LERNTEXT
• • • •

Mobile Fahrradwerkstatt in Schöneck

(Beitrag von Helga Schenk)

Die Schaltung ist kaputt, die Bremse versagt, die Lampe funktioniert nicht, die Kette ist gerissen…

Die Begriffe muss man erst mal kennen und aussprechen können. Die Reparatur ist dann der zweite Schritt. Und der gestaltet sich durch den fachmännischen Einsatz von HerrnWolf und Herrn Fröhlich vom ADFC gar nicht so schwierig. Wenn Werner Fröhlich sein voll beladenes Auto ausgepackt hat, steht „mirnichtsdirnichts“ eine fast perfekte Fahrradwerkstatt zur Verfügung, können Räder aufgehängt, diagnostiziert, auseinandergebaut und repariert werden. Und die Räder haben das sehr nötig. „Sie sind in einem schlimmen Zustand und die armen Kerle brauchen sie ja“, sagt Herr Fröhlich.

„Die armen Kerle“, das sind die Flüchtlinge aus Schöneck, die vom Arbeitskreis Asyl so weit wie möglich mit gespendeten, gebrauchten Rädern ausgestattet werden. In die mobile Fahrradwerkstatt schieben die Männer samstags die kaputten Räder, ihre eigenen, aber auch die ihrer Kinder und ihrer Frauen. Dann wird stundenlang geschraubt, gepumpt und zusammengepuzzelt. Die meisten Ersatzteile hat Werner Fröhlich dabei. Er weiß genau, woran es bei alten Rädern hapert. Er hat schon mehrere Schul-Fahrradwerkstätten aufgebaut und geleitet. Mit den Flüchtlingen arbeitet er sehr gerne zusammen, einige – so findet er- haben „ein Händchen“, andere seien nicht so geschickt, aber alle sind sie nett und dankbar für die Hilfe. Enttäuschte Gesichter gibt es aber trotzdem, denn manch ein Flüchtling kommt zur Werkstatt in der Hoffnung endlich auch ein Fahrrad zu bekommen. Über 20 Asylbewerber stehen auf der Warteliste. Sie müssen vertröstet werden. Ersatzteile und Fahrräder gibt es übrigens nicht umsonst. Der AK Asyl nimmt 10 Euro pro Rad. Davon können dann wieder neue Ersatzteile angeschafft werden. Den Überblick über das Ersatzteillager behalten die beiden Spezialisten, die da samstags ehrenamtlich schon viele Fahrräder flott gemacht haben. Hut ab und vielen Dank!

• • • •

[Daten zur Erkennung des Dokumentlayouts]
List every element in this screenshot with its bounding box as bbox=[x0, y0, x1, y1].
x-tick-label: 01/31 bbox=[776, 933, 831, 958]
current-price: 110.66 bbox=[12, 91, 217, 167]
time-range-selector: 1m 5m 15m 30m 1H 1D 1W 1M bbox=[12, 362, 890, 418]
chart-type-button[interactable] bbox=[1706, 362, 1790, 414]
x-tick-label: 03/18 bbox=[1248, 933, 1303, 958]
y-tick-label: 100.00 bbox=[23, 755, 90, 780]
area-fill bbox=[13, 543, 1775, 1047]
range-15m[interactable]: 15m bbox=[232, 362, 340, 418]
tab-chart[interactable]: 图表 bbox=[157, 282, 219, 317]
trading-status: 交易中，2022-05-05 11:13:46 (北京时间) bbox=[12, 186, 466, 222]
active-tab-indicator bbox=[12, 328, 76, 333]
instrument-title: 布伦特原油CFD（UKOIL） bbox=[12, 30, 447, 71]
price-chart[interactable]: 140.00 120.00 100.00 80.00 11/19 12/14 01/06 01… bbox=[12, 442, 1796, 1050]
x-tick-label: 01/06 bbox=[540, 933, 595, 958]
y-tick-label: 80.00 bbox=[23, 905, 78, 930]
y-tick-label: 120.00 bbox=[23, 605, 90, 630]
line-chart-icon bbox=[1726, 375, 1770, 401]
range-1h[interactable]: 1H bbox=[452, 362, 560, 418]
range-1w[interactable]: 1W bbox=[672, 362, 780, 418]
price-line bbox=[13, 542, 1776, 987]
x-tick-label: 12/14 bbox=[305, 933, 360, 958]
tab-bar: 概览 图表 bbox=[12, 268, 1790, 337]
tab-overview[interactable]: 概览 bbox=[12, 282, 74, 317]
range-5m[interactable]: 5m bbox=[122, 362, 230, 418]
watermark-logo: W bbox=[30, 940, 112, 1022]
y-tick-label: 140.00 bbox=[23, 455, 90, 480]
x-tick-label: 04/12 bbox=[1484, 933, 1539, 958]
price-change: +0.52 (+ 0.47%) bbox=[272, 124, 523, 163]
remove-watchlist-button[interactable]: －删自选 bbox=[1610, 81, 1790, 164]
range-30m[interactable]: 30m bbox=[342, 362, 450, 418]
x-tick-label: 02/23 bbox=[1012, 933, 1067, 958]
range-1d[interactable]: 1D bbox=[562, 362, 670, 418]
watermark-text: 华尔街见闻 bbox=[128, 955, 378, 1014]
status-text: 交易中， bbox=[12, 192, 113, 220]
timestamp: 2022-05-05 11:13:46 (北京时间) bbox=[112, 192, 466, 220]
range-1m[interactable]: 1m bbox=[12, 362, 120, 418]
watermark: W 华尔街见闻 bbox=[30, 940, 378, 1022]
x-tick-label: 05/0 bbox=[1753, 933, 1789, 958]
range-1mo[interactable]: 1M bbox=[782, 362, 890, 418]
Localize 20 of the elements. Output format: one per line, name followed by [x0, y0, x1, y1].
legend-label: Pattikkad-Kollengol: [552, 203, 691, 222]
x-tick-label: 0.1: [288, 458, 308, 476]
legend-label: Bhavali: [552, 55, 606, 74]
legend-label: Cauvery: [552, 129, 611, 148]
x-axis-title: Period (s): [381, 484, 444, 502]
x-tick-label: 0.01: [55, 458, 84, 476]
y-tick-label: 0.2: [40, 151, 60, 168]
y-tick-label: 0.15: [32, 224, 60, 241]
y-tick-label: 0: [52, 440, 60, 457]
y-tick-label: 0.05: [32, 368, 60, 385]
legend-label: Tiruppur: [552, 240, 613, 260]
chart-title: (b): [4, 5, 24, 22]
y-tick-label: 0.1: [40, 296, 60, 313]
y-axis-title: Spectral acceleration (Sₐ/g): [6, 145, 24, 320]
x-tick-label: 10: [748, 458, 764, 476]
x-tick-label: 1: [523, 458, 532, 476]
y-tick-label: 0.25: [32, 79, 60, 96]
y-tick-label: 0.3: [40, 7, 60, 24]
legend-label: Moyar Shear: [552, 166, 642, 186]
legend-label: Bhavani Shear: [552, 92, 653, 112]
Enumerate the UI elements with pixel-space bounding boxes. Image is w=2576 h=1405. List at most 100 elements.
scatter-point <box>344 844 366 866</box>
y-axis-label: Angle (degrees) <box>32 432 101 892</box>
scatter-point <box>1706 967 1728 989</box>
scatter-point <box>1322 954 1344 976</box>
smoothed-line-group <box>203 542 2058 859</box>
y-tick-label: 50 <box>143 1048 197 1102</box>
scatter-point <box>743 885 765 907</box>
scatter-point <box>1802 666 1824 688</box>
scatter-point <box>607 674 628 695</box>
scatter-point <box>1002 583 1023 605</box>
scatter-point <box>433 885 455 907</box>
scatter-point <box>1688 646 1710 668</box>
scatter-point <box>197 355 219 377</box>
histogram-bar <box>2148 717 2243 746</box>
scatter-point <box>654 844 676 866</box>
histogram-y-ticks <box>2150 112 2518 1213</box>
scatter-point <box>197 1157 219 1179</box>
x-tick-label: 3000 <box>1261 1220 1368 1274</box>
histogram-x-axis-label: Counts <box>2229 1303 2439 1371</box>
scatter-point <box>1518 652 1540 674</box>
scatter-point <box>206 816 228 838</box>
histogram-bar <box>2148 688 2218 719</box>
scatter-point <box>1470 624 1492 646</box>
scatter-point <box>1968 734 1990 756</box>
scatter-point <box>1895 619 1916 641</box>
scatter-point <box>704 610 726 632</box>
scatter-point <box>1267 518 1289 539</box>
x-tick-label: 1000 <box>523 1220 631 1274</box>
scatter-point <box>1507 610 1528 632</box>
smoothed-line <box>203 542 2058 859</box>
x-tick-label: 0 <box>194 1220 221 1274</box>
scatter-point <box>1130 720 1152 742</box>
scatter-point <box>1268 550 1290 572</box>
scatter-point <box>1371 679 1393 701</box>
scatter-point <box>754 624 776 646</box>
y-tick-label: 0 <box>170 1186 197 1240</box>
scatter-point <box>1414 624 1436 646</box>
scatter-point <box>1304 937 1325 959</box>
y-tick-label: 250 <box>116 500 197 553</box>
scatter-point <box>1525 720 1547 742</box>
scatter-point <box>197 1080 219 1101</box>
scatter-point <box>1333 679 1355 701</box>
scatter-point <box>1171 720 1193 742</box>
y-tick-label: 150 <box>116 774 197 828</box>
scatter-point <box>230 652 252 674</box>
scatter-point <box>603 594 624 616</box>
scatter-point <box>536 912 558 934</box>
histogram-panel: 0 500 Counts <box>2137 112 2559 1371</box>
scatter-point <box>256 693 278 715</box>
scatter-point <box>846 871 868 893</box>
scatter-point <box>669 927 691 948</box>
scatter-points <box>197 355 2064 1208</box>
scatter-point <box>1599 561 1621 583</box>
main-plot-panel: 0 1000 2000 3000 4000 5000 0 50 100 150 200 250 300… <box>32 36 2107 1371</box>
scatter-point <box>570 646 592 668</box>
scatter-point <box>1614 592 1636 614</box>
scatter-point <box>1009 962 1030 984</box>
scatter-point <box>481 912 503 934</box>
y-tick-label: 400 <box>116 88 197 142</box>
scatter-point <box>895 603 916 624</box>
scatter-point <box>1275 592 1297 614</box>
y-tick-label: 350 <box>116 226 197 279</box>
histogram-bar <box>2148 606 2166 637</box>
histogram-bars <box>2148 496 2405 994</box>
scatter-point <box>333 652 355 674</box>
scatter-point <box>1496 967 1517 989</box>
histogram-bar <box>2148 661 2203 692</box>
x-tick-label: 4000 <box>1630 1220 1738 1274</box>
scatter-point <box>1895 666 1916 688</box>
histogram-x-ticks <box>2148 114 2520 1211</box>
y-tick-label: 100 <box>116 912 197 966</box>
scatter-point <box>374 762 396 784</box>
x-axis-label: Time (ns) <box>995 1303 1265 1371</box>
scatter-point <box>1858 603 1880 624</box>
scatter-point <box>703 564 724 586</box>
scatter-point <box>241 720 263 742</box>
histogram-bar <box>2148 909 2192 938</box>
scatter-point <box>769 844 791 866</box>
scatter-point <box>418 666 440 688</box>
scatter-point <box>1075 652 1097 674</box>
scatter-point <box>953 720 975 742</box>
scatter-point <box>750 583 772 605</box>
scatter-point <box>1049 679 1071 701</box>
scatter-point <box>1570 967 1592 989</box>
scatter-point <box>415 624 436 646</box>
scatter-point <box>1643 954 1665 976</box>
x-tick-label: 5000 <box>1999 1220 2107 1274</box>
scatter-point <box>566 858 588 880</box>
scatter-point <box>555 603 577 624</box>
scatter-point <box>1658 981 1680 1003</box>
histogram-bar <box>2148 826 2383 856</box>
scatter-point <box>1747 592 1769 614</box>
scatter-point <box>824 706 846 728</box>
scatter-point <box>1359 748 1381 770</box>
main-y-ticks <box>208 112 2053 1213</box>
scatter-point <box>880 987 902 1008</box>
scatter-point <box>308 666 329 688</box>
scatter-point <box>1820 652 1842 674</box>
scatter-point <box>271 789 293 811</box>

• • • •

ÜBUNGSAUFGABEN
a - Wie viel Geld verlangt der AK Asyl laut Lerntext für ein Rad?
b - Schreiben Sie bitte den Abschnitt des Lerntexts von „(Beitrag von Helga“ bis einschließlich „sagt Herr Fröhlich.“ wortgetreu ab.

ANTWORTEN
a - 10 Euro pro Rad.

b -
(Beitrag von Helga Schenk)

Die Schaltung ist kaputt, die Bremse versagt, die Lampe funktioniert nicht, die Kette ist gerissen…

Die Begriffe muss man erst mal kennen und aussprechen können. Die Reparatur ist dann der zweite Schritt. Und der gestaltet sich durch den fachmännischen Einsatz von HerrnWolf und Herrn Fröhlich vom ADFC gar nicht so schwierig. Wenn Werner Fröhlich sein voll beladenes Auto ausgepackt hat, steht „mirnichtsdirnichts“ eine fast perfekte Fahrradwerkstatt zur Verfügung, können Räder aufgehängt, diagnostiziert, auseinandergebaut und repariert werden. Und die Räder haben das sehr nötig. „Sie sind in einem schlimmen Zustand und die armen Kerle brauchen sie ja“, sagt Herr Fröhlich.